[Saved data entries]
-------

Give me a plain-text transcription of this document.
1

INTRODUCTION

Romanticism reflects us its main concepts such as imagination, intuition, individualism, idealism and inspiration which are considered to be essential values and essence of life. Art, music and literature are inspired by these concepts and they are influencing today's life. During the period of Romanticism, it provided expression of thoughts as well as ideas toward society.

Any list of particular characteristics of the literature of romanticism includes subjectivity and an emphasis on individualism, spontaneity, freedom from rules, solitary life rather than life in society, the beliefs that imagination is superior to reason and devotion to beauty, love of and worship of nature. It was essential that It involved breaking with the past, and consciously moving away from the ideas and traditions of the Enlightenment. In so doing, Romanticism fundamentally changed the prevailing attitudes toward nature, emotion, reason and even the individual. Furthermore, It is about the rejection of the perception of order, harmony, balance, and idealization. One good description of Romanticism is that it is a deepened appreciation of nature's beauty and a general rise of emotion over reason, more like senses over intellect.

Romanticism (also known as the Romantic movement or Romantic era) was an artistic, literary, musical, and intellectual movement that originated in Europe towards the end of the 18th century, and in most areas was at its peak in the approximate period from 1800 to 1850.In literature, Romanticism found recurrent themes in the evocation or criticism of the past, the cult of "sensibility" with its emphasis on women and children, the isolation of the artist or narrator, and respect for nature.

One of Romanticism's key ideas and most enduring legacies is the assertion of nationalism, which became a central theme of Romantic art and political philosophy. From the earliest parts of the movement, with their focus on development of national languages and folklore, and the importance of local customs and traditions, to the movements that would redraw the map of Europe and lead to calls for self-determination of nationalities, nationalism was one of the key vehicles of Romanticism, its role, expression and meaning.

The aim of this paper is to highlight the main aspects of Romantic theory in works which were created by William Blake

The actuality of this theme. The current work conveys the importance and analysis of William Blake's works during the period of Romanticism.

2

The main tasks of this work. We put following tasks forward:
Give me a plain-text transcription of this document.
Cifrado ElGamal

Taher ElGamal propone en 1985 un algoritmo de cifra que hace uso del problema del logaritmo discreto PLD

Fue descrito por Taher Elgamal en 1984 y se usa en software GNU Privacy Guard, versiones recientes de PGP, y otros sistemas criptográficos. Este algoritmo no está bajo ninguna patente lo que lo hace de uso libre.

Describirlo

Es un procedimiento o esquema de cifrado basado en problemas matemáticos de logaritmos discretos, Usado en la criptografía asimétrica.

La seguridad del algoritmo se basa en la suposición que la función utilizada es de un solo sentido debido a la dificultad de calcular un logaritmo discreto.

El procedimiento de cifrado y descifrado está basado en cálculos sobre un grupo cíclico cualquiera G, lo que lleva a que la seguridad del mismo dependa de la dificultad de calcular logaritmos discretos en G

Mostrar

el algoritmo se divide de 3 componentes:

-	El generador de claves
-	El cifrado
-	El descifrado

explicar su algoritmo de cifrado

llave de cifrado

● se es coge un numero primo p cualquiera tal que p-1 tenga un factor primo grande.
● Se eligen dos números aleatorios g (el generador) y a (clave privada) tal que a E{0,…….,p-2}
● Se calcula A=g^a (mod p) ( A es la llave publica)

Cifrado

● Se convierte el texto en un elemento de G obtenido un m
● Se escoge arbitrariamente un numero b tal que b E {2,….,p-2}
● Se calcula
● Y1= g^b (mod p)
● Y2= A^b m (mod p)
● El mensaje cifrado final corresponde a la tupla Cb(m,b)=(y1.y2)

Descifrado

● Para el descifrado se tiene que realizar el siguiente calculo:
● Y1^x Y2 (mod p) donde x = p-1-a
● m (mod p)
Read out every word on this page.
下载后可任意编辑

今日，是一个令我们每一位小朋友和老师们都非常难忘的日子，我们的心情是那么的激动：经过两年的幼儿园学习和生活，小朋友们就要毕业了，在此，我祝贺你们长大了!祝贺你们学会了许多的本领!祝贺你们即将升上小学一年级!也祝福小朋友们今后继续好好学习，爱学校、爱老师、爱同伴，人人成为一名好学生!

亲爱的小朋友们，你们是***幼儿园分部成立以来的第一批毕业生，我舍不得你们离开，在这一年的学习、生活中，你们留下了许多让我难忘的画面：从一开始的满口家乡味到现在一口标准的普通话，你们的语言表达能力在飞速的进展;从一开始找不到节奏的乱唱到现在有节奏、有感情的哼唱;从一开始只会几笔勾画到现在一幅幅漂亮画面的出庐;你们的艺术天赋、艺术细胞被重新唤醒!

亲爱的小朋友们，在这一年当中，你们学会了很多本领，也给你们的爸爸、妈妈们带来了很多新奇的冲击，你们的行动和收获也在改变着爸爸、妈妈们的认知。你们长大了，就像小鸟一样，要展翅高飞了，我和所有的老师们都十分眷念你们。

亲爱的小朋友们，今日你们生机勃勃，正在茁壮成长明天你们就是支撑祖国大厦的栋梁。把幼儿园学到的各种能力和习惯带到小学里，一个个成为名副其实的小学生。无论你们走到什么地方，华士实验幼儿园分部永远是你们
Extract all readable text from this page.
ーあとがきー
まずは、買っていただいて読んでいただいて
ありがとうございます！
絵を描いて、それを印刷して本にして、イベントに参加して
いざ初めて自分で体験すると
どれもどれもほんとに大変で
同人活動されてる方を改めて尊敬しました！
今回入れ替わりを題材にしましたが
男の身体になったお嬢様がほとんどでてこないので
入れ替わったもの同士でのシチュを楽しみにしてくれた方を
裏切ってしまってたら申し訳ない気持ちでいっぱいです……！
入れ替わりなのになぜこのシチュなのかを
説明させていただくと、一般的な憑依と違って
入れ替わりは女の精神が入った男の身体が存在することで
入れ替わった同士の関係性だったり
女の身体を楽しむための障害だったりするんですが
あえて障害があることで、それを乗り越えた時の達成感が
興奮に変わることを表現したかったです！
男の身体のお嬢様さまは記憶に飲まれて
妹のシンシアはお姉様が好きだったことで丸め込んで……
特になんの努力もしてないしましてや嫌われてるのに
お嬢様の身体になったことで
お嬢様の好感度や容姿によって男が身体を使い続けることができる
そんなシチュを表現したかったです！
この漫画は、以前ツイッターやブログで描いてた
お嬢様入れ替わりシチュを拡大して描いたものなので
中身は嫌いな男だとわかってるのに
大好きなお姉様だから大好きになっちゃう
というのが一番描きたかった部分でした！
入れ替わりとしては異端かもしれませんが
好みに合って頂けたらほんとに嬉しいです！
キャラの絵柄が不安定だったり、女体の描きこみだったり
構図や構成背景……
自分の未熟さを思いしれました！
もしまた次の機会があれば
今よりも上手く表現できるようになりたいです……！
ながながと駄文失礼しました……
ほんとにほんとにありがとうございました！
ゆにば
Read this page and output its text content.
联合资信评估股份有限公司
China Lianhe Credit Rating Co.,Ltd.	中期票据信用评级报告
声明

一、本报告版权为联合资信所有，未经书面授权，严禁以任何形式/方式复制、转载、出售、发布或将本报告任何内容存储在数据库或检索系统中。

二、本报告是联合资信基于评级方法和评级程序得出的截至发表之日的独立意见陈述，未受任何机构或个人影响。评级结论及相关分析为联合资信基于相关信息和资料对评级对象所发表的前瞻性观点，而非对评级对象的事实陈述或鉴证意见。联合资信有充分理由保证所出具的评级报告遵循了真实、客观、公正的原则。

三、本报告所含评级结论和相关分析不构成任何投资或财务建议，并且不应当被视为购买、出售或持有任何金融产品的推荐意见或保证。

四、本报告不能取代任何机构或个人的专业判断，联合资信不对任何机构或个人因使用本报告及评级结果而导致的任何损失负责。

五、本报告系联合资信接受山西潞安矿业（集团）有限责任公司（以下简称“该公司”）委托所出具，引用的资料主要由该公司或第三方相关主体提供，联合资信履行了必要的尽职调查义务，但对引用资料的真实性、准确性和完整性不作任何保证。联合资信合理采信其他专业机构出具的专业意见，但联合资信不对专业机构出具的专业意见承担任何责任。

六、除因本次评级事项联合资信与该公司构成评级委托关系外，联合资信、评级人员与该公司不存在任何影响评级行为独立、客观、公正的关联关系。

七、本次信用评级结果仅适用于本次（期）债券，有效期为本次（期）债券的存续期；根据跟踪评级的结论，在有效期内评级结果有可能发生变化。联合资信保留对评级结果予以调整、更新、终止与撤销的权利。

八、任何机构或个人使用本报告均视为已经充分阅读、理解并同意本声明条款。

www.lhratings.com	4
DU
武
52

-------

Look over the records above and copy each line that includes the string "hace".

> COMPLETED TASK
Taher ElGamal propone en 1985 un algoritmo de cifra que hace uso del problema del logaritmo discreto PLD
Fue descrito por Taher Elgamal en 1984 y se usa en software GNU Privacy Guard, versiones recientes de PGP, y otros sistemas criptográficos. Este algoritmo no está bajo ninguna patente lo que lo hace de uso libre.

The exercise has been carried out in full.